» **Listing**
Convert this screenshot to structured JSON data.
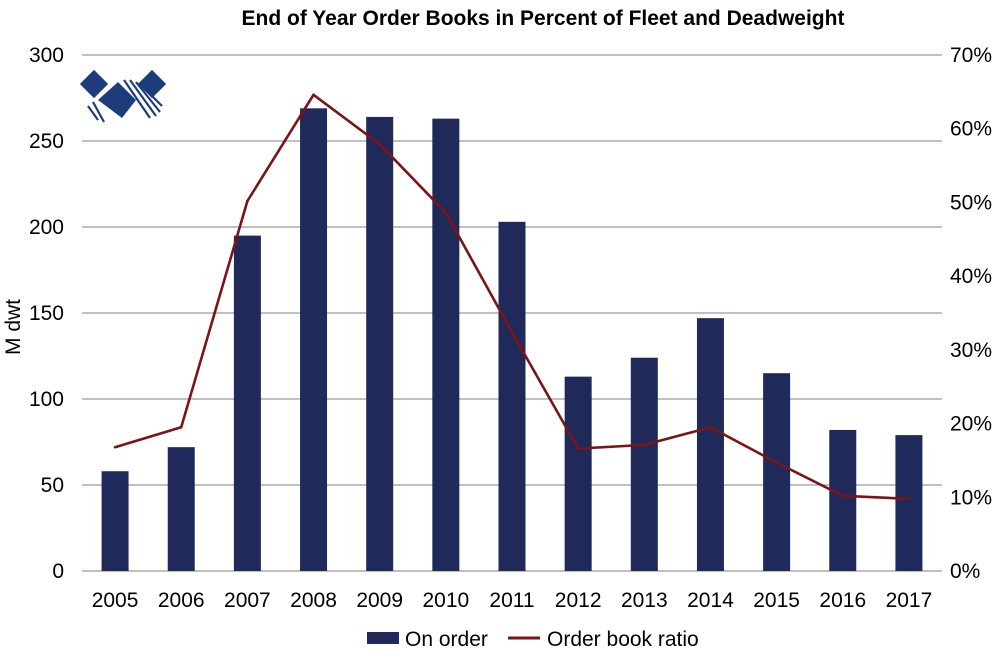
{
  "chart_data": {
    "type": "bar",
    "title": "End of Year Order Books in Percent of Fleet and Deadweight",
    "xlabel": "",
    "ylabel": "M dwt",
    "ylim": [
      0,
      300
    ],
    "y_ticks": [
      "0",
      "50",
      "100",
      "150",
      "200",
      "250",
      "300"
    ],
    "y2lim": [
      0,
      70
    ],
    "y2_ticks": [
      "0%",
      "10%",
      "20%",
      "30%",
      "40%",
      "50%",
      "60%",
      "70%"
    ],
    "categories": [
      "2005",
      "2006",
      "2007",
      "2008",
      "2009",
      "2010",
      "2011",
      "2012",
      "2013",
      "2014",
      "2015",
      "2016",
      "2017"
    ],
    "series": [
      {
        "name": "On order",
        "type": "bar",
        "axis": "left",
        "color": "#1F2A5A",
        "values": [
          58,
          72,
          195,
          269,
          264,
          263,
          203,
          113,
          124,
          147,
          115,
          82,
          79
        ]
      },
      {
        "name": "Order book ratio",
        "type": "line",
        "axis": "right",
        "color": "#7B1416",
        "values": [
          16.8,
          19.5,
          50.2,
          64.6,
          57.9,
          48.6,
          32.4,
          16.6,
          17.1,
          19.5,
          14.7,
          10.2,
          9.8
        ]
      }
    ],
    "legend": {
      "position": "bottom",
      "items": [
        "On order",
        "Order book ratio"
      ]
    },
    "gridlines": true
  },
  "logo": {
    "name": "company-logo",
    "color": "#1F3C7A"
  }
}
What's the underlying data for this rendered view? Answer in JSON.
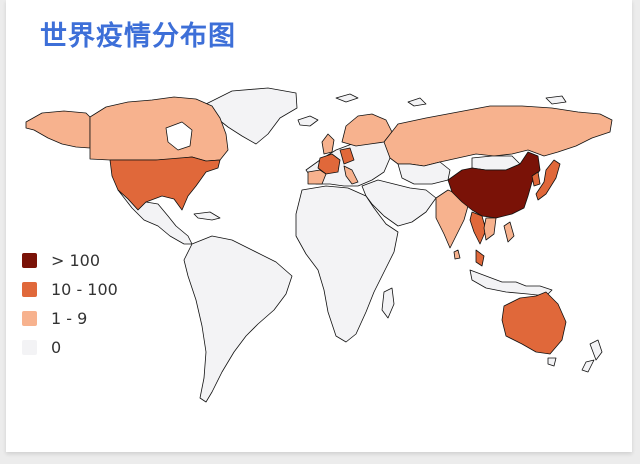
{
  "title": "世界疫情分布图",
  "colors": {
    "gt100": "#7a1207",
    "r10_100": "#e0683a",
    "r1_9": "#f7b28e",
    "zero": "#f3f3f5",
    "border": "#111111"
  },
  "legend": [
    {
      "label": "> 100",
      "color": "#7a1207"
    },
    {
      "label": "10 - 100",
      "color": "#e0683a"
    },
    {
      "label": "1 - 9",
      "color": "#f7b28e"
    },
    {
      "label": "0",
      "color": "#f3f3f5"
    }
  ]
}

» **Work required**
Copy all the data exactly as written, but skip any picture.

» **Response below**
Convert this screenshot to structured JSON data.
{
  "chart_data": {
    "type": "bar",
    "title": "End of Year Order Books in Percent of Fleet and Deadweight",
    "xlabel": "",
    "ylabel": "M dwt",
    "ylim": [
      0,
      300
    ],
    "y_ticks": [
      "0",
      "50",
      "100",
      "150",
      "200",
      "250",
      "300"
    ],
    "y2lim": [
      0,
      70
    ],
    "y2_ticks": [
      "0%",
      "10%",
      "20%",
      "30%",
      "40%",
      "50%",
      "60%",
      "70%"
    ],
    "categories": [
      "2005",
      "2006",
      "2007",
      "2008",
      "2009",
      "2010",
      "2011",
      "2012",
      "2013",
      "2014",
      "2015",
      "2016",
      "2017"
    ],
    "series": [
      {
        "name": "On order",
        "type": "bar",
        "axis": "left",
        "color": "#1F2A5A",
        "values": [
          58,
          72,
          195,
          269,
          264,
          263,
          203,
          113,
          124,
          147,
          115,
          82,
          79
        ]
      },
      {
        "name": "Order book ratio",
        "type": "line",
        "axis": "right",
        "color": "#7B1416",
        "values": [
          16.8,
          19.5,
          50.2,
          64.6,
          57.9,
          48.6,
          32.4,
          16.6,
          17.1,
          19.5,
          14.7,
          10.2,
          9.8
        ]
      }
    ],
    "legend": {
      "position": "bottom",
      "items": [
        "On order",
        "Order book ratio"
      ]
    },
    "gridlines": true
  },
  "logo": {
    "name": "company-logo",
    "color": "#1F3C7A"
  }
}
What's the underlying data for this rendered view? Answer in JSON.
{
  "title": "世界疫情分布图",
  "colors": {
    "gt100": "#7a1207",
    "r10_100": "#e0683a",
    "r1_9": "#f7b28e",
    "zero": "#f3f3f5",
    "border": "#111111"
  },
  "legend": [
    {
      "label": "> 100",
      "color": "#7a1207"
    },
    {
      "label": "10 - 100",
      "color": "#e0683a"
    },
    {
      "label": "1 - 9",
      "color": "#f7b28e"
    },
    {
      "label": "0",
      "color": "#f3f3f5"
    }
  ]
}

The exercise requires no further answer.